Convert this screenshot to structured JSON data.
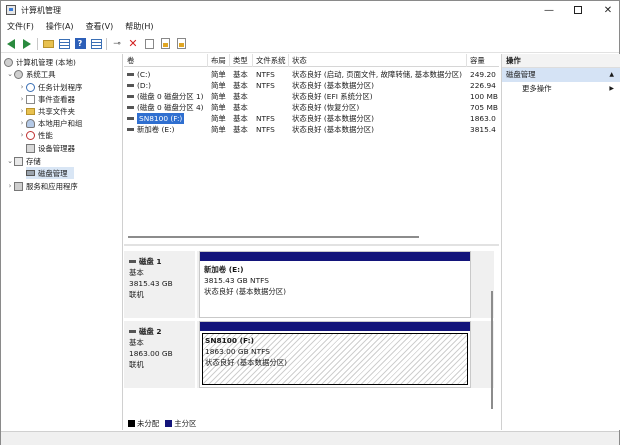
{
  "window": {
    "title": "计算机管理"
  },
  "menu": [
    "文件(F)",
    "操作(A)",
    "查看(V)",
    "帮助(H)"
  ],
  "toolbar": [
    "back-icon",
    "forward-icon",
    "folder-icon",
    "list-view-icon",
    "help-icon",
    "details-view-icon",
    "connect-icon",
    "delete-icon",
    "check-icon",
    "import-icon",
    "properties-icon"
  ],
  "tree": {
    "root": "计算机管理 (本地)",
    "system_tools": "系统工具",
    "task_scheduler": "任务计划程序",
    "event_viewer": "事件查看器",
    "shared_folders": "共享文件夹",
    "local_users": "本地用户和组",
    "performance": "性能",
    "device_manager": "设备管理器",
    "storage": "存储",
    "disk_management": "磁盘管理",
    "services": "服务和应用程序"
  },
  "volumes": {
    "columns": [
      "卷",
      "布局",
      "类型",
      "文件系统",
      "状态",
      "容量"
    ],
    "rows": [
      {
        "name": "(C:)",
        "layout": "简单",
        "type": "基本",
        "fs": "NTFS",
        "status": "状态良好 (启动, 页面文件, 故障转储, 基本数据分区)",
        "capacity": "249.20"
      },
      {
        "name": "(D:)",
        "layout": "简单",
        "type": "基本",
        "fs": "NTFS",
        "status": "状态良好 (基本数据分区)",
        "capacity": "226.94"
      },
      {
        "name": "(磁盘 0 磁盘分区 1)",
        "layout": "简单",
        "type": "基本",
        "fs": "",
        "status": "状态良好 (EFI 系统分区)",
        "capacity": "100 MB"
      },
      {
        "name": "(磁盘 0 磁盘分区 4)",
        "layout": "简单",
        "type": "基本",
        "fs": "",
        "status": "状态良好 (恢复分区)",
        "capacity": "705 MB"
      },
      {
        "name": "SN8100 (F:)",
        "layout": "简单",
        "type": "基本",
        "fs": "NTFS",
        "status": "状态良好 (基本数据分区)",
        "capacity": "1863.0"
      },
      {
        "name": "新加卷 (E:)",
        "layout": "简单",
        "type": "基本",
        "fs": "NTFS",
        "status": "状态良好 (基本数据分区)",
        "capacity": "3815.4"
      }
    ]
  },
  "disks": [
    {
      "name": "磁盘 1",
      "kind": "基本",
      "size": "3815.43 GB",
      "state": "联机",
      "partition": {
        "name": "新加卷  (E:)",
        "detail": "3815.43 GB NTFS",
        "status": "状态良好 (基本数据分区)"
      }
    },
    {
      "name": "磁盘 2",
      "kind": "基本",
      "size": "1863.00 GB",
      "state": "联机",
      "partition": {
        "name": "SN8100  (F:)",
        "detail": "1863.00 GB NTFS",
        "status": "状态良好 (基本数据分区)"
      }
    }
  ],
  "legend": {
    "unallocated": "未分配",
    "primary": "主分区"
  },
  "actions": {
    "header": "操作",
    "section": "磁盘管理",
    "more": "更多操作"
  },
  "colors": {
    "primary_partition": "#13147a",
    "selection": "#2f6fd0"
  }
}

= = =

### Given problem
Lines containing the string "name" are to be selected and copied.

### Correct response
        "name": "(C:)",
        "name": "(D:)",
        "name": "(磁盘 0 磁盘分区 1)",
        "name": "(磁盘 0 磁盘分区 4)",
        "name": "SN8100 (F:)",
        "name": "新加卷 (E:)",
      "name": "磁盘 1",
        "name": "新加卷  (E:)",
      "name": "磁盘 2",
        "name": "SN8100  (F:)",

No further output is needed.